- **PROBLEM STATEMENT**:
Write the entries below out again exactly; any picture in them stays out.

┏━━

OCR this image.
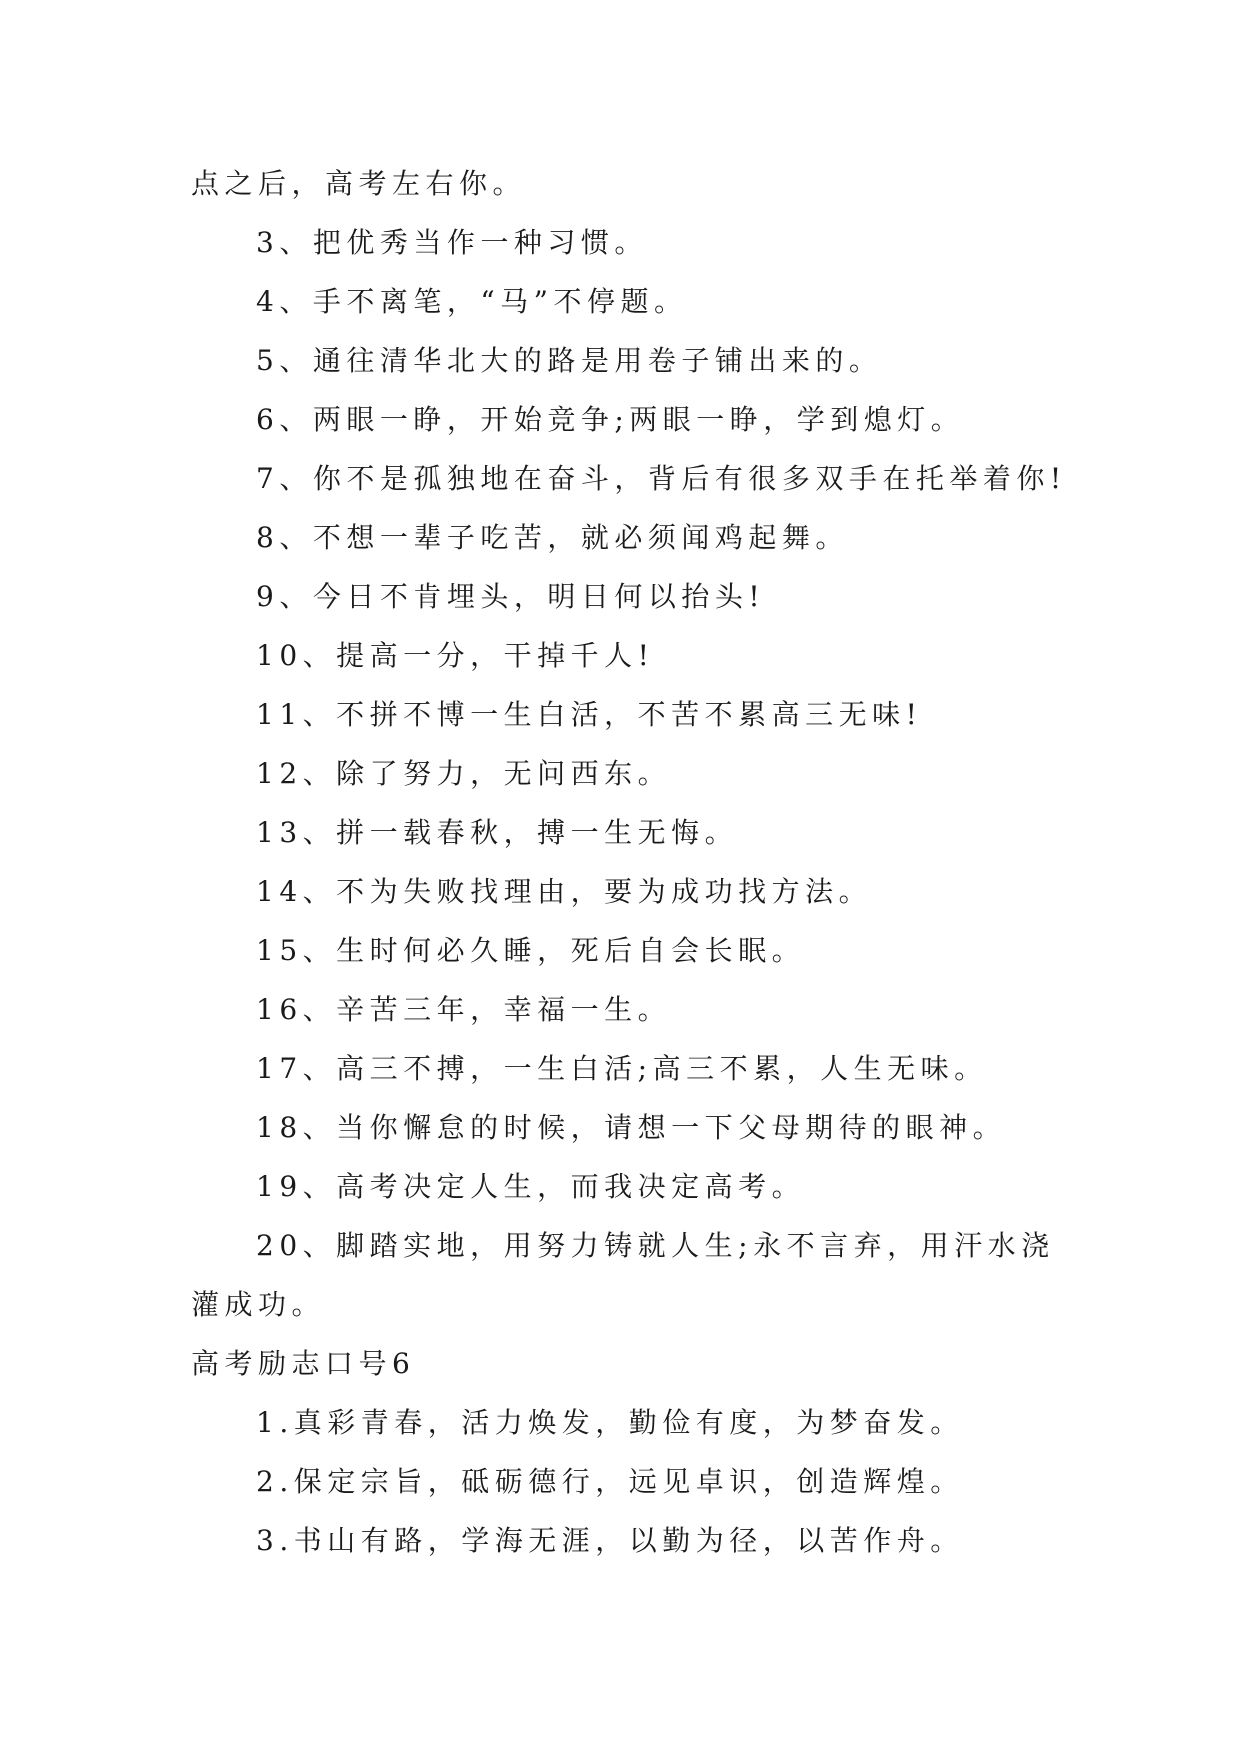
点之后，高考左右你。
3、把优秀当作一种习惯。
4、手不离笔，“马”不停题。
5、通往清华北大的路是用卷子铺出来的。
6、两眼一睁，开始竞争;两眼一睁，学到熄灯。
7、你不是孤独地在奋斗，背后有很多双手在托举着你!
8、不想一辈子吃苦，就必须闻鸡起舞。
9、今日不肯埋头，明日何以抬头!
10、提高一分，干掉千人!
11、不拼不博一生白活，不苦不累高三无味!
12、除了努力，无问西东。
13、拼一载春秋，搏一生无悔。
14、不为失败找理由，要为成功找方法。
15、生时何必久睡，死后自会长眠。
16、辛苦三年，幸福一生。
17、高三不搏，一生白活;高三不累，人生无味。
18、当你懈怠的时候，请想一下父母期待的眼神。
19、高考决定人生，而我决定高考。
20、脚踏实地，用努力铸就人生;永不言弃，用汗水浇
灌成功。
高考励志口号6
1.真彩青春，活力焕发，勤俭有度，为梦奋发。
2.保定宗旨，砥砺德行，远见卓识，创造辉煌。
3.书山有路，学海无涯，以勤为径，以苦作舟。
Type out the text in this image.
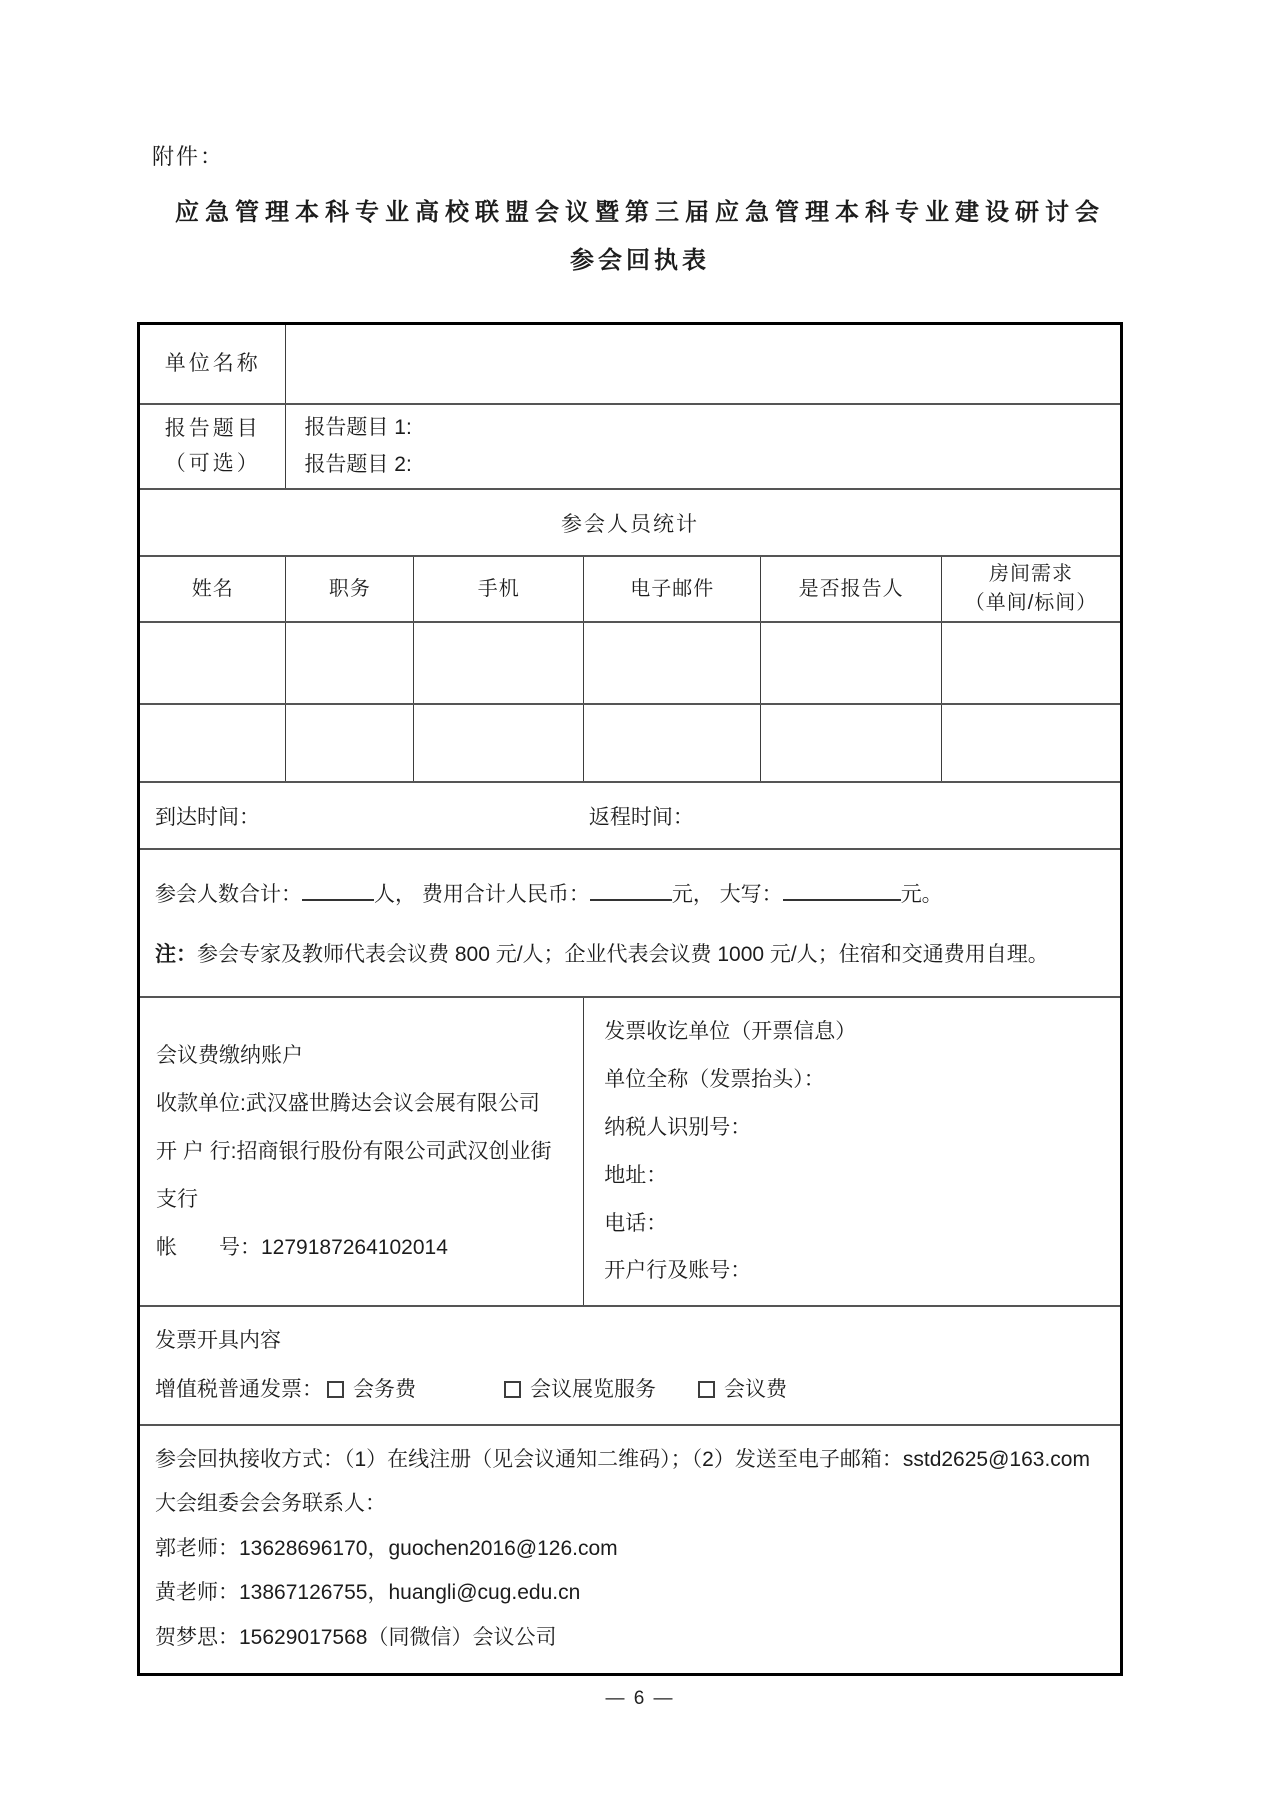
附件：
应急管理本科专业高校联盟会议暨第三届应急管理本科专业建设研讨会
参会回执表
单位名称					
报告题目
（可选）	
报告题目 1:
报告题目 2:

参会人员统计					
姓名	职务	手机	电子邮件	是否报告人	房间需求
（单间/标间）

到达时间： 返程时间：					

参会人数合计： 人， 费用合计人民币： 元， 大写： 元。
注：参会专家及教师代表会议费 800 元/人；企业代表会议费 1000 元/人；住宿和交通费用自理。					

会议费缴纳账户
收款单位:武汉盛世腾达会议会展有限公司
开 户 行:招商银行股份有限公司武汉创业街支行
帐　　号：1279187264102014

发票收讫单位（开票信息）
单位全称（发票抬头）：
纳税人识别号：
地址：
电话：
开户行及账号：

发票开具内容
增值税普通发票： 会务费 会议展览服务 会议费					

参会回执接收方式：（1）在线注册（见会议通知二维码）；（2）发送至电子邮箱：sstd2625@163.com
大会组委会会务联系人：
郭老师：13628696170，guochen2016@126.com
黄老师：13867126755，huangli@cug.edu.cn
贺梦思：15629017568（同微信）会议公司					
— 6 —
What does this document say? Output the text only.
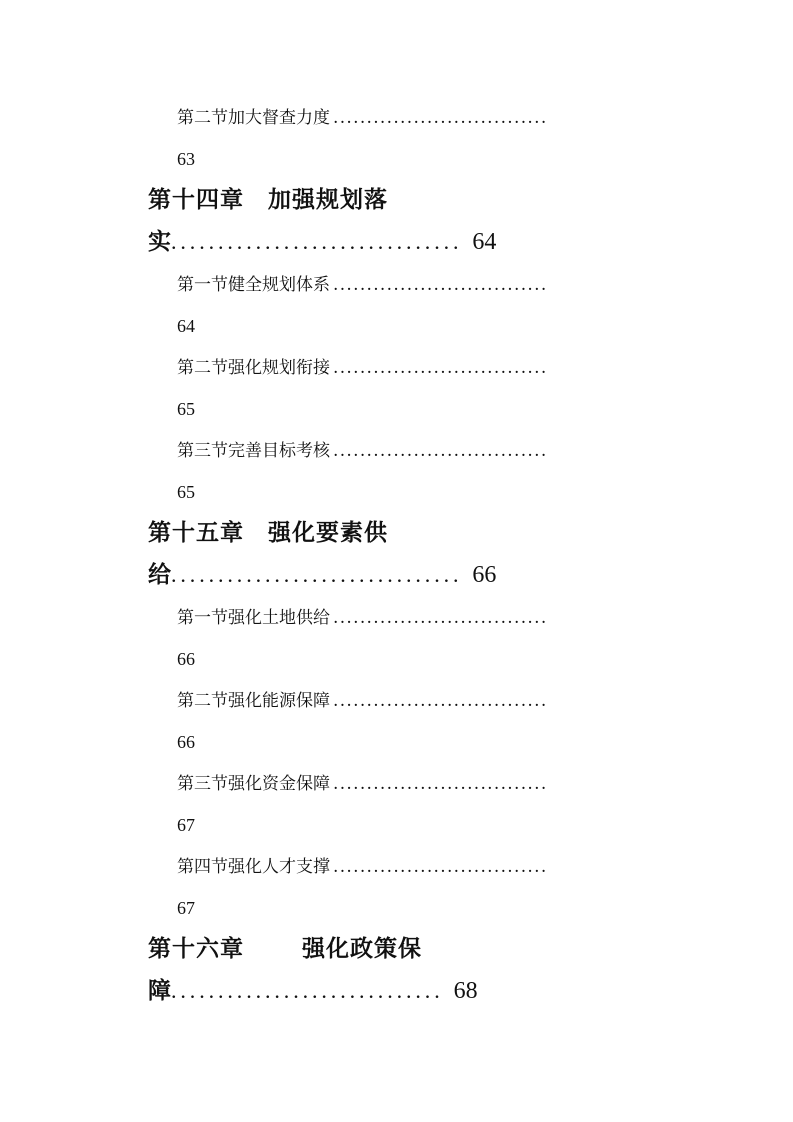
第二节加大督查力度 ................................
63
第十四章 加强规划落
实............................... 64
第一节健全规划体系 ................................
64
第二节强化规划衔接 ................................
65
第三节完善目标考核 ................................
65
第十五章 强化要素供
给............................... 66
第一节强化土地供给 ................................
66
第二节强化能源保障 ................................
66
第三节强化资金保障 ................................
67
第四节强化人才支撑 ................................
67
第十六章	强化政策保
障............................. 68
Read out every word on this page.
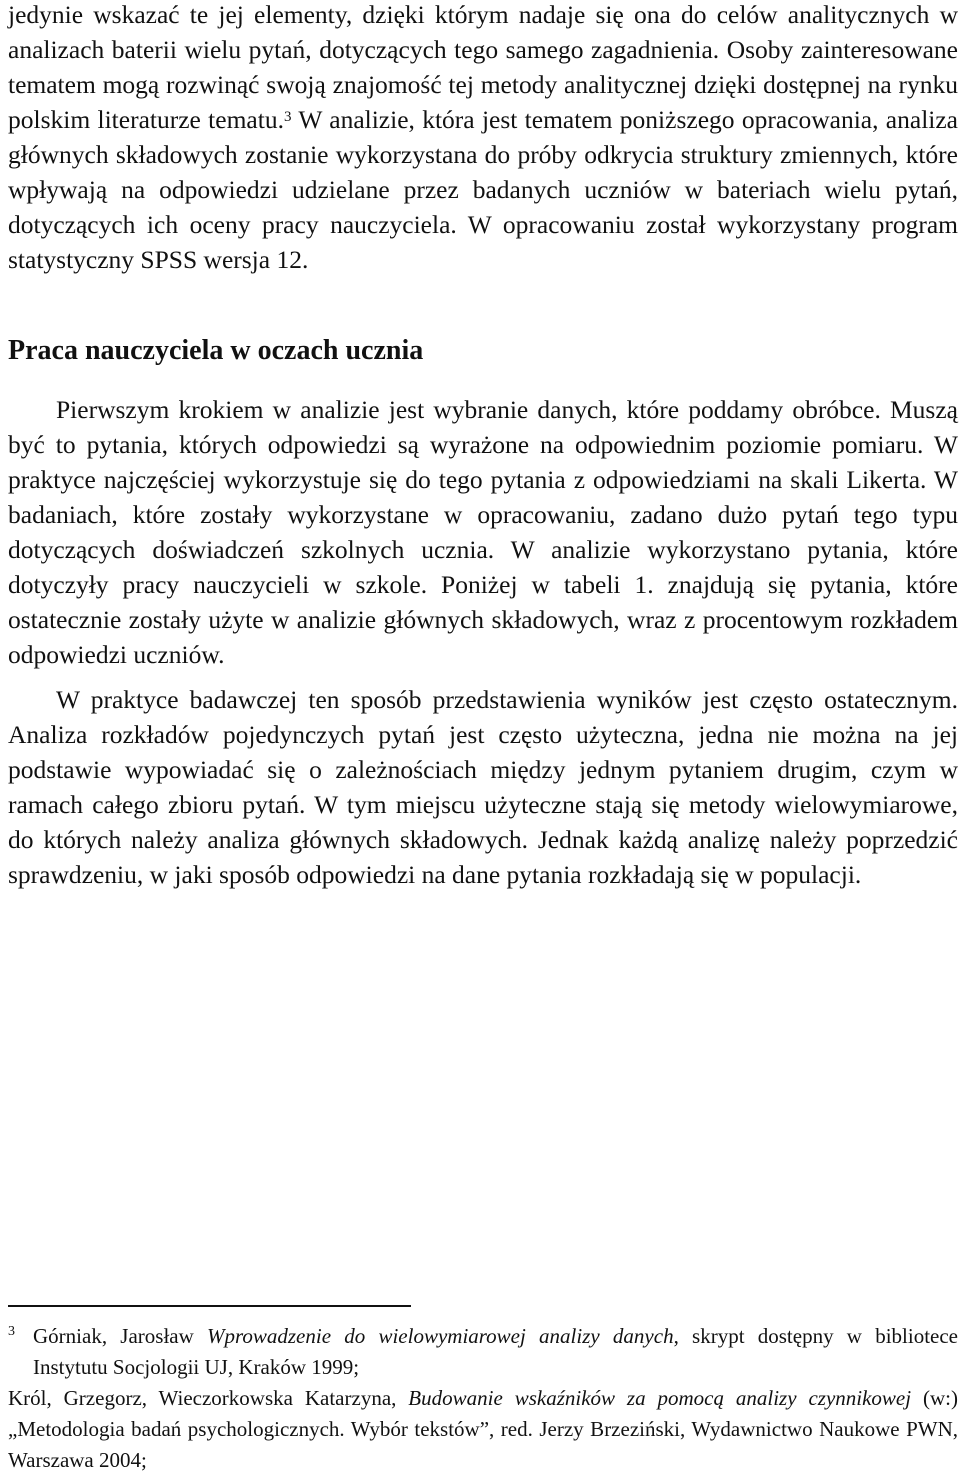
jedynie wskazać te jej elementy, dzięki którym nadaje się ona do celów analitycznych w analizach baterii wielu pytań, dotyczących tego samego zagadnienia. Osoby zainteresowane tematem mogą rozwinąć swoją znajomość tej metody analitycznej dzięki dostępnej na rynku polskim literaturze tematu.$^3$ W analizie, która jest tematem poniższego opracowania, analiza głównych składowych zostanie wykorzystana do próby odkrycia struktury zmiennych, które wpływają na odpowiedzi udzielane przez badanych uczniów w bateriach wielu pytań, dotyczących ich oceny pracy nauczyciela. W opracowaniu został wykorzystany program statystyczny SPSS wersja 12.

Praca nauczyciela w oczach ucznia

Pierwszym krokiem w analizie jest wybranie danych, które poddamy obróbce. Muszą być to pytania, których odpowiedzi są wyrażone na odpowiednim poziomie pomiaru. W praktyce najczęściej wykorzystuje się do tego pytania z odpowiedziami na skali Likerta. W badaniach, które zostały wykorzystane w opracowaniu, zadano dużo pytań tego typu dotyczących doświadczeń szkolnych ucznia. W analizie wykorzystano pytania, które dotyczyły pracy nauczycieli w szkole. Poniżej w tabeli 1. znajdują się pytania, które ostatecznie zostały użyte w analizie głównych składowych, wraz z procentowym rozkładem odpowiedzi uczniów.

W praktyce badawczej ten sposób przedstawienia wyników jest często ostatecznym. Analiza rozkładów pojedynczych pytań jest często użyteczna, jedna nie można na jej podstawie wypowiadać się o zależnościach między jednym pytaniem drugim, czym w ramach całego zbioru pytań. W tym miejscu użyteczne stają się metody wielowymiarowe, do których należy analiza głównych składowych. Jednak każdą analizę należy poprzedzić sprawdzeniu, w jaki sposób odpowiedzi na dane pytania rozkładają się w populacji.

3 Górniak, Jarosław Wprowadzenie do wielowymiarowej analizy danych, skrypt dostępny w bibliotece Instytutu Socjologii UJ, Kraków 1999;

Król, Grzegorz, Wieczorkowska Katarzyna, Budowanie wskaźników za pomocą analizy czynnikowej (w:) „Metodologia badań psychologicznych. Wybór tekstów”, red. Jerzy Brzeziński, Wydawnictwo Naukowe PWN, Warszawa 2004;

┗━━

- **SOLUTION**:
OCR this image.
点之后，高考左右你。
3、把优秀当作一种习惯。
4、手不离笔，“马”不停题。
5、通往清华北大的路是用卷子铺出来的。
6、两眼一睁，开始竞争;两眼一睁，学到熄灯。
7、你不是孤独地在奋斗，背后有很多双手在托举着你!
8、不想一辈子吃苦，就必须闻鸡起舞。
9、今日不肯埋头，明日何以抬头!
10、提高一分，干掉千人!
11、不拼不博一生白活，不苦不累高三无味!
12、除了努力，无问西东。
13、拼一载春秋，搏一生无悔。
14、不为失败找理由，要为成功找方法。
15、生时何必久睡，死后自会长眠。
16、辛苦三年，幸福一生。
17、高三不搏，一生白活;高三不累，人生无味。
18、当你懈怠的时候，请想一下父母期待的眼神。
19、高考决定人生，而我决定高考。
20、脚踏实地，用努力铸就人生;永不言弃，用汗水浇
灌成功。
高考励志口号6
1.真彩青春，活力焕发，勤俭有度，为梦奋发。
2.保定宗旨，砥砺德行，远见卓识，创造辉煌。
3.书山有路，学海无涯，以勤为径，以苦作舟。
Type out the text in this image.
附件：
应急管理本科专业高校联盟会议暨第三届应急管理本科专业建设研讨会
参会回执表
单位名称					
报告题目
（可选）	
报告题目 1:
报告题目 2:

参会人员统计					
姓名	职务	手机	电子邮件	是否报告人	房间需求
（单间/标间）

到达时间： 返程时间：					

参会人数合计： 人， 费用合计人民币： 元， 大写： 元。
注：参会专家及教师代表会议费 800 元/人；企业代表会议费 1000 元/人；住宿和交通费用自理。					

会议费缴纳账户
收款单位:武汉盛世腾达会议会展有限公司
开 户 行:招商银行股份有限公司武汉创业街支行
帐　　号：1279187264102014

发票收讫单位（开票信息）
单位全称（发票抬头）：
纳税人识别号：
地址：
电话：
开户行及账号：

发票开具内容
增值税普通发票： 会务费 会议展览服务 会议费					

参会回执接收方式：（1）在线注册（见会议通知二维码）；（2）发送至电子邮箱：sstd2625@163.com
大会组委会会务联系人：
郭老师：13628696170，guochen2016@126.com
黄老师：13867126755，huangli@cug.edu.cn
贺梦思：15629017568（同微信）会议公司					
— 6 —
What does this document say? Output the text only.
第二节加大督查力度 ................................
63
第十四章 加强规划落
实............................... 64
第一节健全规划体系 ................................
64
第二节强化规划衔接 ................................
65
第三节完善目标考核 ................................
65
第十五章 强化要素供
给............................... 66
第一节强化土地供给 ................................
66
第二节强化能源保障 ................................
66
第三节强化资金保障 ................................
67
第四节强化人才支撑 ................................
67
第十六章	强化政策保
障............................. 68
Read out every word on this page.
jedynie wskazać te jej elementy, dzięki którym nadaje się ona do celów analitycznych w analizach baterii wielu pytań, dotyczących tego samego zagadnienia. Osoby zainteresowane tematem mogą rozwinąć swoją znajomość tej metody analitycznej dzięki dostępnej na rynku polskim literaturze tematu.$^3$ W analizie, która jest tematem poniższego opracowania, analiza głównych składowych zostanie wykorzystana do próby odkrycia struktury zmiennych, które wpływają na odpowiedzi udzielane przez badanych uczniów w bateriach wielu pytań, dotyczących ich oceny pracy nauczyciela. W opracowaniu został wykorzystany program statystyczny SPSS wersja 12.

Praca nauczyciela w oczach ucznia

Pierwszym krokiem w analizie jest wybranie danych, które poddamy obróbce. Muszą być to pytania, których odpowiedzi są wyrażone na odpowiednim poziomie pomiaru. W praktyce najczęściej wykorzystuje się do tego pytania z odpowiedziami na skali Likerta. W badaniach, które zostały wykorzystane w opracowaniu, zadano dużo pytań tego typu dotyczących doświadczeń szkolnych ucznia. W analizie wykorzystano pytania, które dotyczyły pracy nauczycieli w szkole. Poniżej w tabeli 1. znajdują się pytania, które ostatecznie zostały użyte w analizie głównych składowych, wraz z procentowym rozkładem odpowiedzi uczniów.

W praktyce badawczej ten sposób przedstawienia wyników jest często ostatecznym. Analiza rozkładów pojedynczych pytań jest często użyteczna, jedna nie można na jej podstawie wypowiadać się o zależnościach między jednym pytaniem drugim, czym w ramach całego zbioru pytań. W tym miejscu użyteczne stają się metody wielowymiarowe, do których należy analiza głównych składowych. Jednak każdą analizę należy poprzedzić sprawdzeniu, w jaki sposób odpowiedzi na dane pytania rozkładają się w populacji.

3 Górniak, Jarosław Wprowadzenie do wielowymiarowej analizy danych, skrypt dostępny w bibliotece Instytutu Socjologii UJ, Kraków 1999;

Król, Grzegorz, Wieczorkowska Katarzyna, Budowanie wskaźników za pomocą analizy czynnikowej (w:) „Metodologia badań psychologicznych. Wybór tekstów”, red. Jerzy Brzeziński, Wydawnictwo Naukowe PWN, Warszawa 2004;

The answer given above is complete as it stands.